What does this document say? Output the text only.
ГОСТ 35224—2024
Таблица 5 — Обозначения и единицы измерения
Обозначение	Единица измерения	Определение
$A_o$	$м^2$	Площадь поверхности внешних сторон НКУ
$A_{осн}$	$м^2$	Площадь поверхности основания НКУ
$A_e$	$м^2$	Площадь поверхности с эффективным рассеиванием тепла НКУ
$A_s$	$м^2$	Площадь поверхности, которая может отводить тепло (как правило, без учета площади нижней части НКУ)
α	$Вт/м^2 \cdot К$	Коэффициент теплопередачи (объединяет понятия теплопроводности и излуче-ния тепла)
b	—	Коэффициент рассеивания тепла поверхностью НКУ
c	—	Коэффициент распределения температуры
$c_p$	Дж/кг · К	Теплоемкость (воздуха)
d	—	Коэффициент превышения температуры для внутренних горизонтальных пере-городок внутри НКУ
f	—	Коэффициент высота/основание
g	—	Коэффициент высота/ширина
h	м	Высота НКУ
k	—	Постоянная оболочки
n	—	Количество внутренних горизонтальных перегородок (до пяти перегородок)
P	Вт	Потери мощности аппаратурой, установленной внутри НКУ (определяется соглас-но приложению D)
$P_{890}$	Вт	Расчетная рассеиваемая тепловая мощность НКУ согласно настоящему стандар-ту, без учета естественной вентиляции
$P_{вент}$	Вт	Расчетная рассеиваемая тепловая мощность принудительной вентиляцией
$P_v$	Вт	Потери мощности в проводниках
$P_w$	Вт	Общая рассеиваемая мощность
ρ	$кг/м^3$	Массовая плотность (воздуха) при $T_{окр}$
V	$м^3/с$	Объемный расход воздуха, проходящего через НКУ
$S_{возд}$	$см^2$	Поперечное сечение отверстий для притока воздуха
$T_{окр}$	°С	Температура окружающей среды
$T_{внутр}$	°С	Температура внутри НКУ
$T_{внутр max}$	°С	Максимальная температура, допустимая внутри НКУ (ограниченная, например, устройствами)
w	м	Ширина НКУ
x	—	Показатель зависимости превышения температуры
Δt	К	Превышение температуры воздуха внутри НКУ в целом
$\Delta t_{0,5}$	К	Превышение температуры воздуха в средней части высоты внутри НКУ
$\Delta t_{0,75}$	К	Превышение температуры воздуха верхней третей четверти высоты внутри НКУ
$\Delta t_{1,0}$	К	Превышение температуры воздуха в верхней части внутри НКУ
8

### Exercise directions:
All of the entries need to be reproduced exactly; please write them out.

### Reply:
What does this document say? Output the text only.
ГОСТ 35224—2024
Таблица 5 — Обозначения и единицы измерения
Обозначение	Единица измерения	Определение
$A_o$	$м^2$	Площадь поверхности внешних сторон НКУ
$A_{осн}$	$м^2$	Площадь поверхности основания НКУ
$A_e$	$м^2$	Площадь поверхности с эффективным рассеиванием тепла НКУ
$A_s$	$м^2$	Площадь поверхности, которая может отводить тепло (как правило, без учета площади нижней части НКУ)
α	$Вт/м^2 \cdot К$	Коэффициент теплопередачи (объединяет понятия теплопроводности и излуче-ния тепла)
b	—	Коэффициент рассеивания тепла поверхностью НКУ
c	—	Коэффициент распределения температуры
$c_p$	Дж/кг · К	Теплоемкость (воздуха)
d	—	Коэффициент превышения температуры для внутренних горизонтальных пере-городок внутри НКУ
f	—	Коэффициент высота/основание
g	—	Коэффициент высота/ширина
h	м	Высота НКУ
k	—	Постоянная оболочки
n	—	Количество внутренних горизонтальных перегородок (до пяти перегородок)
P	Вт	Потери мощности аппаратурой, установленной внутри НКУ (определяется соглас-но приложению D)
$P_{890}$	Вт	Расчетная рассеиваемая тепловая мощность НКУ согласно настоящему стандар-ту, без учета естественной вентиляции
$P_{вент}$	Вт	Расчетная рассеиваемая тепловая мощность принудительной вентиляцией
$P_v$	Вт	Потери мощности в проводниках
$P_w$	Вт	Общая рассеиваемая мощность
ρ	$кг/м^3$	Массовая плотность (воздуха) при $T_{окр}$
V	$м^3/с$	Объемный расход воздуха, проходящего через НКУ
$S_{возд}$	$см^2$	Поперечное сечение отверстий для притока воздуха
$T_{окр}$	°С	Температура окружающей среды
$T_{внутр}$	°С	Температура внутри НКУ
$T_{внутр max}$	°С	Максимальная температура, допустимая внутри НКУ (ограниченная, например, устройствами)
w	м	Ширина НКУ
x	—	Показатель зависимости превышения температуры
Δt	К	Превышение температуры воздуха внутри НКУ в целом
$\Delta t_{0,5}$	К	Превышение температуры воздуха в средней части высоты внутри НКУ
$\Delta t_{0,75}$	К	Превышение температуры воздуха верхней третей четверти высоты внутри НКУ
$\Delta t_{1,0}$	К	Превышение температуры воздуха в верхней части внутри НКУ
8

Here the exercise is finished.